● Given task
In the material below, find how many lines contain the string "Packaging". Write only that number.

————————

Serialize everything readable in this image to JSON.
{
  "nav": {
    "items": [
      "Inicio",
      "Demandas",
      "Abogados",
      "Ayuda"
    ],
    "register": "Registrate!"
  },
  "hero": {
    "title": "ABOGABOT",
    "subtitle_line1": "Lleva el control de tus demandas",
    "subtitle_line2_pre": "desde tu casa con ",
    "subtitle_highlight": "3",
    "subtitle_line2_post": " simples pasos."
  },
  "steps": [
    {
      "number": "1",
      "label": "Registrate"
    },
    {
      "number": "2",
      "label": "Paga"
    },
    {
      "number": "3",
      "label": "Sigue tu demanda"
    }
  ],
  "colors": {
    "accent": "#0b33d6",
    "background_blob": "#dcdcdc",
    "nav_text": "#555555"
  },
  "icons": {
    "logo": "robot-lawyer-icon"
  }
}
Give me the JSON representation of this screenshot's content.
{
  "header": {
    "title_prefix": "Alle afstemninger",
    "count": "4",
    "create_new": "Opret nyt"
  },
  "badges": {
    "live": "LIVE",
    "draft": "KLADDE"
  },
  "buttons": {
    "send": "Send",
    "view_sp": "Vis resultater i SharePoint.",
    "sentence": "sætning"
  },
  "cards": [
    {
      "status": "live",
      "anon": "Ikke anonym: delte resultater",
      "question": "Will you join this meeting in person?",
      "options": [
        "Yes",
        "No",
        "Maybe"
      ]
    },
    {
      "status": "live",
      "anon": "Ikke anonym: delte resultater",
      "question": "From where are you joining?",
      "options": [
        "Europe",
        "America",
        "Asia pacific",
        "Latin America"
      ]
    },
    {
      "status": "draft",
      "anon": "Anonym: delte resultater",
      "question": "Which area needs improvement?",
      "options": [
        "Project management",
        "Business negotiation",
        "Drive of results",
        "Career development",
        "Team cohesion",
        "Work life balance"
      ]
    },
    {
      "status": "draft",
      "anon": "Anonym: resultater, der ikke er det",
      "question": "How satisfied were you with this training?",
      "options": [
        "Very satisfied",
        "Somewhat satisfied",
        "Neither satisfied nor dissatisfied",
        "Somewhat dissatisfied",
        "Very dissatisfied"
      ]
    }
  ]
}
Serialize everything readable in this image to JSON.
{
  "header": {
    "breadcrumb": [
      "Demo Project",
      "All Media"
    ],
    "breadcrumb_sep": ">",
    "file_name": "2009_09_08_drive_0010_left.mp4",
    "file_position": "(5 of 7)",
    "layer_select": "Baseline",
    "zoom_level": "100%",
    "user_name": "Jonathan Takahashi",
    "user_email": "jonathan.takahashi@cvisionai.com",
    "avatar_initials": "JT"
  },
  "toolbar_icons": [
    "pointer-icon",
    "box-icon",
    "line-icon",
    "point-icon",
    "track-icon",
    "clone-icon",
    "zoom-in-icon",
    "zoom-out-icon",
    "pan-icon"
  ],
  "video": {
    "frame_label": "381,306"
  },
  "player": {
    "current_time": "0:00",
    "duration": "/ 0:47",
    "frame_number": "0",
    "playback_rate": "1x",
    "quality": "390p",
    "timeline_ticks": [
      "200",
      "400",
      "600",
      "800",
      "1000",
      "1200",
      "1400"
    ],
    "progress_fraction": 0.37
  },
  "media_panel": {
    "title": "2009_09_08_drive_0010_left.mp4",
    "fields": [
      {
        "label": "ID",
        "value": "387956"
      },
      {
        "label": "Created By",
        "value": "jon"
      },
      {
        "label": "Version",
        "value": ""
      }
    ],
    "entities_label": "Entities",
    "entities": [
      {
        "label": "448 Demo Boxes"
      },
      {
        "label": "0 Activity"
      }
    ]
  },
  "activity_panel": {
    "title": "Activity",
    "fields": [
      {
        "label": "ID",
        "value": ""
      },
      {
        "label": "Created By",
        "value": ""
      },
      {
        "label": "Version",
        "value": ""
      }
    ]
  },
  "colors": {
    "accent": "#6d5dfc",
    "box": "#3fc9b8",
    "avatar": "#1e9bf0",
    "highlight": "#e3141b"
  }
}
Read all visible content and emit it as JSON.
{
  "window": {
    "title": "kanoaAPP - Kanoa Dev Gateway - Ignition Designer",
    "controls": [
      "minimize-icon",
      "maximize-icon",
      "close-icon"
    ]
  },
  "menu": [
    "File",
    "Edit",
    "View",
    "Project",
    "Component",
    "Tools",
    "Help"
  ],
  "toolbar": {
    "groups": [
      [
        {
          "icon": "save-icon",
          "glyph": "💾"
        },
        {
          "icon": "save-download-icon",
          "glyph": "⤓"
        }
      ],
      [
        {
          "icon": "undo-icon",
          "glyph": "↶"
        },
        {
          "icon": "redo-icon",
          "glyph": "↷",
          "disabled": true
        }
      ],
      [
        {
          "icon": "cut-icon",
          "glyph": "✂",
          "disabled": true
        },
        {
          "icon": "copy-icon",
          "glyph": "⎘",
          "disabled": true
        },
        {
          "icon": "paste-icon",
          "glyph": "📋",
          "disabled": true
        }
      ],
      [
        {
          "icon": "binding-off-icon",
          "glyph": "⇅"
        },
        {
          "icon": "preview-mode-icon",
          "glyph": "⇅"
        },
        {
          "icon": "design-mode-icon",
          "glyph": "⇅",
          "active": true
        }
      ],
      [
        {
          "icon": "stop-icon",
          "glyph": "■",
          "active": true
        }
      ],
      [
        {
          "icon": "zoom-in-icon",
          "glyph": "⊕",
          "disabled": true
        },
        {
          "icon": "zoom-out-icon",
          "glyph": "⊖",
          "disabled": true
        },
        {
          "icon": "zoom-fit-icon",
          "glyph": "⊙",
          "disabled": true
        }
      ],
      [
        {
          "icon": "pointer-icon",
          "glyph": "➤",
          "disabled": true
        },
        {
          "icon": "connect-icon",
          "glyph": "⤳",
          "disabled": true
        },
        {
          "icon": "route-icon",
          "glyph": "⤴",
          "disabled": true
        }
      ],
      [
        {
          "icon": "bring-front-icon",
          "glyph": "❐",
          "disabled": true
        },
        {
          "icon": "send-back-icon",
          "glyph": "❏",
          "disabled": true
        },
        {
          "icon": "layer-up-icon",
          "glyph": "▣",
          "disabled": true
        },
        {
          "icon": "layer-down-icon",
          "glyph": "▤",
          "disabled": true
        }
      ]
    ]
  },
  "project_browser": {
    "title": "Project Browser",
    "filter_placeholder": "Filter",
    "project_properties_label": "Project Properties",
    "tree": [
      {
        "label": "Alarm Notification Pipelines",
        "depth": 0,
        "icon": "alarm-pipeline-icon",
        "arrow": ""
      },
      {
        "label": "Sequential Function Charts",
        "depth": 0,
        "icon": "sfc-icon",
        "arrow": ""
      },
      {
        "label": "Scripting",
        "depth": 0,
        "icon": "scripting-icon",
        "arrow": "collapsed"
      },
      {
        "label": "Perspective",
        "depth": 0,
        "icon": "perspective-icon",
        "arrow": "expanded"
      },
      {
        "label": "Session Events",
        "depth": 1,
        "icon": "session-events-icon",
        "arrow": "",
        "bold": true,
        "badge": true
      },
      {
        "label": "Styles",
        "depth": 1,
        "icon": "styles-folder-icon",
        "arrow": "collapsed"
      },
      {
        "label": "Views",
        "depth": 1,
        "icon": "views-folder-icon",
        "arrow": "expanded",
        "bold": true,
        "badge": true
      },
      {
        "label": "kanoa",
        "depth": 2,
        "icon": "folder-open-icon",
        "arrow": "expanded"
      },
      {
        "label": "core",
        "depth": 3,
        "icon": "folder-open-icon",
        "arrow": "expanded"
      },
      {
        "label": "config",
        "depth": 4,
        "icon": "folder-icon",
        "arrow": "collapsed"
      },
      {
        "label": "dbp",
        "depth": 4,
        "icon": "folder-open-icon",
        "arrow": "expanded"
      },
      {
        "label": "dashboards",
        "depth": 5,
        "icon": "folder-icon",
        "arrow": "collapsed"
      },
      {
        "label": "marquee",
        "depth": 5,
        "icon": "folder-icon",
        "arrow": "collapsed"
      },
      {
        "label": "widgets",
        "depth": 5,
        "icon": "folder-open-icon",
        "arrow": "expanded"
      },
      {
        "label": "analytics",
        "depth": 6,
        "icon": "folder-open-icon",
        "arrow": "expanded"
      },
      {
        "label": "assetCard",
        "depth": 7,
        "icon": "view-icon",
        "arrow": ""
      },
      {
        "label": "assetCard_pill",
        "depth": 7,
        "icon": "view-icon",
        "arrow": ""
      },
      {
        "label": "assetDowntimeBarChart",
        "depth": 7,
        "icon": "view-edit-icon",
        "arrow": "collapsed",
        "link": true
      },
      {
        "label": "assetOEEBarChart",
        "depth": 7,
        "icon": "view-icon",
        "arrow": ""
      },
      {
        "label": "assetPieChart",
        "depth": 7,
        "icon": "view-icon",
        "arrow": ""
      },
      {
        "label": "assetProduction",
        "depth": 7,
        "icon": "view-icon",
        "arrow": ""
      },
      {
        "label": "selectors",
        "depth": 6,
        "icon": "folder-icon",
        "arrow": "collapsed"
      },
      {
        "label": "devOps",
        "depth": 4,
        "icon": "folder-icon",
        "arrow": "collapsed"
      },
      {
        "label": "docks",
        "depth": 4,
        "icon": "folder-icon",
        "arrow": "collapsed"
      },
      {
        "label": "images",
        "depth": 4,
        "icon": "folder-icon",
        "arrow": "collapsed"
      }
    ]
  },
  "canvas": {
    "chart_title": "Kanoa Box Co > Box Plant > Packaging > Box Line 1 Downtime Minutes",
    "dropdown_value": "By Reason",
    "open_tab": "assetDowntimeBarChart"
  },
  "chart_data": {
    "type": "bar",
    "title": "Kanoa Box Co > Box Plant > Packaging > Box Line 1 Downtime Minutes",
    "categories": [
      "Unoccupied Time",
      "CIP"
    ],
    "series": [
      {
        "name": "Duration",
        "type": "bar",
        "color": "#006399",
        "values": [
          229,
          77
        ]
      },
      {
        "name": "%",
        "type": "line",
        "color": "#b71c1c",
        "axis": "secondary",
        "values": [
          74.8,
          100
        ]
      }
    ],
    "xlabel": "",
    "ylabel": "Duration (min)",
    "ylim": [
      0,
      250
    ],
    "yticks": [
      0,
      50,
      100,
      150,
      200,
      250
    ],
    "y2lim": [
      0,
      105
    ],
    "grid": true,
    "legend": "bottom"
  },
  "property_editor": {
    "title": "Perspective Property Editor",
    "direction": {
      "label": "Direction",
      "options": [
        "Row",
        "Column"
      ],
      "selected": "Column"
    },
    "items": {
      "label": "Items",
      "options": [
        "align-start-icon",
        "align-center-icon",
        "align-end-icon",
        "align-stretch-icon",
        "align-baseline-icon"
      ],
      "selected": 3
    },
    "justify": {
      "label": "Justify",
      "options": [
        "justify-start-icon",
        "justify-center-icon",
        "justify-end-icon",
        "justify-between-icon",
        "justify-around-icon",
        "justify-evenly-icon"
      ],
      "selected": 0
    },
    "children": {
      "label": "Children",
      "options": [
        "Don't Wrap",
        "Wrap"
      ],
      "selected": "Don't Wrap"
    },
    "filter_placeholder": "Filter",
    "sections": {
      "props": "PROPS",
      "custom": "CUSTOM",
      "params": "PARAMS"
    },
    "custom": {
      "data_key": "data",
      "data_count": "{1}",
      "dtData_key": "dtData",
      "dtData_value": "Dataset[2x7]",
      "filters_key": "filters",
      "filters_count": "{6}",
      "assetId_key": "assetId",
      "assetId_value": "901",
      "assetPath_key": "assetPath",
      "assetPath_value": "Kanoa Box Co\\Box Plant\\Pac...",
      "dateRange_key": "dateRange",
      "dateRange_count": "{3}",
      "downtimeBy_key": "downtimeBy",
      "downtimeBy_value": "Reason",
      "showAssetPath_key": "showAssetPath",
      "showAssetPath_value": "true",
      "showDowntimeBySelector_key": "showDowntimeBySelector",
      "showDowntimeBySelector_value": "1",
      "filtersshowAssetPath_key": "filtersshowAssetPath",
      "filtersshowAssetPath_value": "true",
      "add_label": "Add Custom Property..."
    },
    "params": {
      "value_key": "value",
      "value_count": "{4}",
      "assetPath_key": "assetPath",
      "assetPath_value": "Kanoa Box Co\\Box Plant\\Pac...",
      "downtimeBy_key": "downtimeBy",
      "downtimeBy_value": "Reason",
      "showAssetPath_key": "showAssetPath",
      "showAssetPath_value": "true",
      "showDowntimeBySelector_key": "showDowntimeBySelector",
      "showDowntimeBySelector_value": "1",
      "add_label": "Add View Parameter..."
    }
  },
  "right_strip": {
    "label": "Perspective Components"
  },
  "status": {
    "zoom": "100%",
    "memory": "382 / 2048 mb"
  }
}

————————

● Exercise result
2